Your goal: Show every line containing "XVIII" by copying it.

Information shown:
§ §

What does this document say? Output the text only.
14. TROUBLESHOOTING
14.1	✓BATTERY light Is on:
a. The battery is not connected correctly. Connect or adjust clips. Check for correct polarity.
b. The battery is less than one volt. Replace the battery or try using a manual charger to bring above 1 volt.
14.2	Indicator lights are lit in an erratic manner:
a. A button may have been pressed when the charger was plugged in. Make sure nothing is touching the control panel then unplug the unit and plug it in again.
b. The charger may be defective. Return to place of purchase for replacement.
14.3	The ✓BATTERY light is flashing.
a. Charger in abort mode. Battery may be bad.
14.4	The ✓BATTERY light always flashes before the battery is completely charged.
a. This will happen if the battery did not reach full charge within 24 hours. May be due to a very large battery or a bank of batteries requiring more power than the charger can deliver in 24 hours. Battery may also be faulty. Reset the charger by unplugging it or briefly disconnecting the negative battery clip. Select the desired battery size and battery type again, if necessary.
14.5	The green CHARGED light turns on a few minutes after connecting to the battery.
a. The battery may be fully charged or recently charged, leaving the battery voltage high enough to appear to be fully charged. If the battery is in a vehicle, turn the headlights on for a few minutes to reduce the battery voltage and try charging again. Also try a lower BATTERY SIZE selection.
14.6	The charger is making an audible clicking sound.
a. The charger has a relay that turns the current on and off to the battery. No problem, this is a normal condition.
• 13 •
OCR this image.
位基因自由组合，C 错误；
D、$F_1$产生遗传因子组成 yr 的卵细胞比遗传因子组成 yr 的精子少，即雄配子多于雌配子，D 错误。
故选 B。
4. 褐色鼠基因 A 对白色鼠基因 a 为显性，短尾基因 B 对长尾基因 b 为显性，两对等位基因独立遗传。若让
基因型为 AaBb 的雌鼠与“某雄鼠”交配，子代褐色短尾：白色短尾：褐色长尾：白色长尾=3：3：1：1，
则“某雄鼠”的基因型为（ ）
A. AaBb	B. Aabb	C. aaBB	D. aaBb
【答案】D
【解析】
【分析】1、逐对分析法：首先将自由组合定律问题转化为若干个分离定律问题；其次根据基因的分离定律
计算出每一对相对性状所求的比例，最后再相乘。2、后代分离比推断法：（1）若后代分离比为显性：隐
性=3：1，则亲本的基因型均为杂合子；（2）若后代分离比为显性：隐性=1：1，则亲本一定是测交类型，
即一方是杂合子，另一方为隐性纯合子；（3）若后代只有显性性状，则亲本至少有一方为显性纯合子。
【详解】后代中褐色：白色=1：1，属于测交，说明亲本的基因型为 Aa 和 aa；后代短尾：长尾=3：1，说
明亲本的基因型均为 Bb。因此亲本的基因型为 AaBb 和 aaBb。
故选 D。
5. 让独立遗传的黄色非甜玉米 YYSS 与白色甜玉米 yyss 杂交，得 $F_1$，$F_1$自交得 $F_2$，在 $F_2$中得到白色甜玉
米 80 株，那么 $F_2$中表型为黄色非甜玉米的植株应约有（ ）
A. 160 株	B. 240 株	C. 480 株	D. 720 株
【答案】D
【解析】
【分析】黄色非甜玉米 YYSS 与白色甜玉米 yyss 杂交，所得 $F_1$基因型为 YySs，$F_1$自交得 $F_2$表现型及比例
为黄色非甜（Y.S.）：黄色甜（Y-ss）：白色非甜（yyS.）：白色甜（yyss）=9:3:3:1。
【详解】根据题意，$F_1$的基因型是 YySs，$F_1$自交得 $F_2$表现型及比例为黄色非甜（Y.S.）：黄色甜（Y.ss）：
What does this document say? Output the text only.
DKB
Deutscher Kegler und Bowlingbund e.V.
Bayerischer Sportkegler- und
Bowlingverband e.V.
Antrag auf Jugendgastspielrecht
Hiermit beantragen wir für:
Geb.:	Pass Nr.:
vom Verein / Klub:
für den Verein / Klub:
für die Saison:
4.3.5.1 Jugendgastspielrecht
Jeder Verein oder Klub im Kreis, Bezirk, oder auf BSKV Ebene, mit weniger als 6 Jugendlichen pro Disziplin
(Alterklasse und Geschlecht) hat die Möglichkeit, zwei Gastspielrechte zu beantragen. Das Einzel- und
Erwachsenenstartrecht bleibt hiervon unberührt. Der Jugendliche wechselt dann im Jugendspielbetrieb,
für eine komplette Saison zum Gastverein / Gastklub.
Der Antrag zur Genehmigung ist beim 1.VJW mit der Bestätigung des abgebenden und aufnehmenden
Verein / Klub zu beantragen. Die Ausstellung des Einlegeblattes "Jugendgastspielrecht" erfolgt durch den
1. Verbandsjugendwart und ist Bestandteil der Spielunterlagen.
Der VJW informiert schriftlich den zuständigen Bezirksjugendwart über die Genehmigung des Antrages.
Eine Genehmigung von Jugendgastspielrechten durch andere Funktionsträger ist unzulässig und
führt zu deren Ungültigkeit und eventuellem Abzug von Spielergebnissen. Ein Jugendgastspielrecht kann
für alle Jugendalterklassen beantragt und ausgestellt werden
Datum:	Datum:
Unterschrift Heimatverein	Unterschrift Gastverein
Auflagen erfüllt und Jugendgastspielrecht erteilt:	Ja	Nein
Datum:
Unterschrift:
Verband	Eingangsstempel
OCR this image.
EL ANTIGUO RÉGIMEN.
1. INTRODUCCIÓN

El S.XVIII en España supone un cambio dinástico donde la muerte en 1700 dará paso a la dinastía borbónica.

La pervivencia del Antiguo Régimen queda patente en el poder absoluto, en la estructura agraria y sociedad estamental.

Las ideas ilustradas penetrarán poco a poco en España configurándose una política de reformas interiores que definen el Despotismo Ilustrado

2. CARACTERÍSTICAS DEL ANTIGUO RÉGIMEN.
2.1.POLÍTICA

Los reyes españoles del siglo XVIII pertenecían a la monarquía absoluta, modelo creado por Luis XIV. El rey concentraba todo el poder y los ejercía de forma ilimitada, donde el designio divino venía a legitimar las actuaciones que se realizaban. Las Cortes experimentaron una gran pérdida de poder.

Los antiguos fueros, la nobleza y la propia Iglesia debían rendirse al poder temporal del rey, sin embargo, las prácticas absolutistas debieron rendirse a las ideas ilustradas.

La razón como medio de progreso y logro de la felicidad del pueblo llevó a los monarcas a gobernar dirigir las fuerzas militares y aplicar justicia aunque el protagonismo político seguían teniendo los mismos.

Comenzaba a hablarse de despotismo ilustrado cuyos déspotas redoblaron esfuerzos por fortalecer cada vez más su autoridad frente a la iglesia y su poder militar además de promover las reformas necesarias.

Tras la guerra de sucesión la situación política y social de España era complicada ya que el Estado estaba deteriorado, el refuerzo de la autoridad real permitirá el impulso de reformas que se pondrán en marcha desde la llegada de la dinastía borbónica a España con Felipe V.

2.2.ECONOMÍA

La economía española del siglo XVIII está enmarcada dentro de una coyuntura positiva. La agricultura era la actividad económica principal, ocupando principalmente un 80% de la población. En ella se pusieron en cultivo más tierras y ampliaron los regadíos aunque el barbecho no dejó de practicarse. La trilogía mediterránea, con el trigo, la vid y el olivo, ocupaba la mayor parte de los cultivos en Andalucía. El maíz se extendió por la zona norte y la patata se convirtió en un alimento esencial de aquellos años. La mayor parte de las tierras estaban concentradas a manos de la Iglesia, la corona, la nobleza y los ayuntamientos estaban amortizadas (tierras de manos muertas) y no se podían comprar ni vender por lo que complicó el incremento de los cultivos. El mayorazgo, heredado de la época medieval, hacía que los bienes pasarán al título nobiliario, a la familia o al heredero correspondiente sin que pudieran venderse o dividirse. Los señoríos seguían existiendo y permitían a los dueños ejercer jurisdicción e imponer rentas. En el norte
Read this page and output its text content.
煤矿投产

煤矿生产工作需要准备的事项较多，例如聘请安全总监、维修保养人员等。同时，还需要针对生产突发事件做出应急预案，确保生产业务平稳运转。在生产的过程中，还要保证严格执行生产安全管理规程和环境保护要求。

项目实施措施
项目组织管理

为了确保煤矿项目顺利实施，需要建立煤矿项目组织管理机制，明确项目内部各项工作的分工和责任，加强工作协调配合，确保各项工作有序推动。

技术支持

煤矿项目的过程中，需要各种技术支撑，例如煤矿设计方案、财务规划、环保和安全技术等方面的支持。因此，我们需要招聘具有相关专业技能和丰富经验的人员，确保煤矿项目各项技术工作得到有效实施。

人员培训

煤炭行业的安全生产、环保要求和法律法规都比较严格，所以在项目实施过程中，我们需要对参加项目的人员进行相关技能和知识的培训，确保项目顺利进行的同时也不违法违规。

§ §

Answer below:
El S.XVIII en España supone un cambio dinástico donde la muerte en 1700 dará paso a la dinastía borbónica.
Los reyes españoles del siglo XVIII pertenecían a la monarquía absoluta, modelo creado por Luis XIV. El rey concentraba todo el poder y los ejercía de forma ilimitada, donde el designio divino venía a legitimar las actuaciones que se realizaban. Las Cortes experimentaron una gran pérdida de poder.
La economía española del siglo XVIII está enmarcada dentro de una coyuntura positiva. La agricultura era la actividad económica principal, ocupando principalmente un 80% de la población. En ella se pusieron en cultivo más tierras y ampliaron los regadíos aunque el barbecho no dejó de practicarse. La trilogía mediterránea, con el trigo, la vid y el olivo, ocupaba la mayor parte de los cultivos en Andalucía. El maíz se extendió por la zona norte y la patata se convirtió en un alimento esencial de aquellos años. La mayor parte de las tierras estaban concentradas a manos de la Iglesia, la corona, la nobleza y los ayuntamientos estaban amortizadas (tierras de manos muertas) y no se podían comprar ni vender por lo que complicó el incremento de los cultivos. El mayorazgo, heredado de la época medieval, hacía que los bienes pasarán al título nobiliario, a la familia o al heredero correspondiente sin que pudieran venderse o dividirse. Los señoríos seguían existiendo y permitían a los dueños ejercer jurisdicción e imponer rentas. En el norte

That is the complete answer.